**WHAT YOU SHOULD DO**
The data below needs to be returned exactly, line for line.

Records about charts and figures:
** start **
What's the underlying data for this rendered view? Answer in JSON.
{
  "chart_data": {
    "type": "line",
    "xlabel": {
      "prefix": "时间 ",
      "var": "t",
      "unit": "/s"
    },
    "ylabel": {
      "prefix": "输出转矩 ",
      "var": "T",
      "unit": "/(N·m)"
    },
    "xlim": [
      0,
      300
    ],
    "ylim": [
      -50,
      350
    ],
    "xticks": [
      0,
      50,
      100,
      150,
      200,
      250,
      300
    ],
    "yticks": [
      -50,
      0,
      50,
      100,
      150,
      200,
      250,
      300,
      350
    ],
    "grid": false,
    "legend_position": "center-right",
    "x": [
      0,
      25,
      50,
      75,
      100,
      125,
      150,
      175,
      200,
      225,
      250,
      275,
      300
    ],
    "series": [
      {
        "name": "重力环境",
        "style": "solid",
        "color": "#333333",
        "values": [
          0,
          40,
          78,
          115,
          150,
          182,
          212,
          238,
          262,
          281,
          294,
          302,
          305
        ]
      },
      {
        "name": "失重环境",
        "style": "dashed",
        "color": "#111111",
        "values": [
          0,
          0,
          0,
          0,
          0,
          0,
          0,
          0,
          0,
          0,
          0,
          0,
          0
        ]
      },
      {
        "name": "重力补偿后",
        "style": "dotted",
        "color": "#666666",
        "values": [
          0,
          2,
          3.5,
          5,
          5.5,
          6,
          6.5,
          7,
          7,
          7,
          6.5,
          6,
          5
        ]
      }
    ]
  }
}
** end **
**IN RESPONSE**
What's the underlying data for this rendered view? Answer in JSON.
{
  "chart_data": {
    "type": "line",
    "xlabel": {
      "prefix": "时间 ",
      "var": "t",
      "unit": "/s"
    },
    "ylabel": {
      "prefix": "输出转矩 ",
      "var": "T",
      "unit": "/(N·m)"
    },
    "xlim": [
      0,
      300
    ],
    "ylim": [
      -50,
      350
    ],
    "xticks": [
      0,
      50,
      100,
      150,
      200,
      250,
      300
    ],
    "yticks": [
      -50,
      0,
      50,
      100,
      150,
      200,
      250,
      300,
      350
    ],
    "grid": false,
    "legend_position": "center-right",
    "x": [
      0,
      25,
      50,
      75,
      100,
      125,
      150,
      175,
      200,
      225,
      250,
      275,
      300
    ],
    "series": [
      {
        "name": "重力环境",
        "style": "solid",
        "color": "#333333",
        "values": [
          0,
          40,
          78,
          115,
          150,
          182,
          212,
          238,
          262,
          281,
          294,
          302,
          305
        ]
      },
      {
        "name": "失重环境",
        "style": "dashed",
        "color": "#111111",
        "values": [
          0,
          0,
          0,
          0,
          0,
          0,
          0,
          0,
          0,
          0,
          0,
          0,
          0
        ]
      },
      {
        "name": "重力补偿后",
        "style": "dotted",
        "color": "#666666",
        "values": [
          0,
          2,
          3.5,
          5,
          5.5,
          6,
          6.5,
          7,
          7,
          7,
          6.5,
          6,
          5
        ]
      }
    ]
  }
}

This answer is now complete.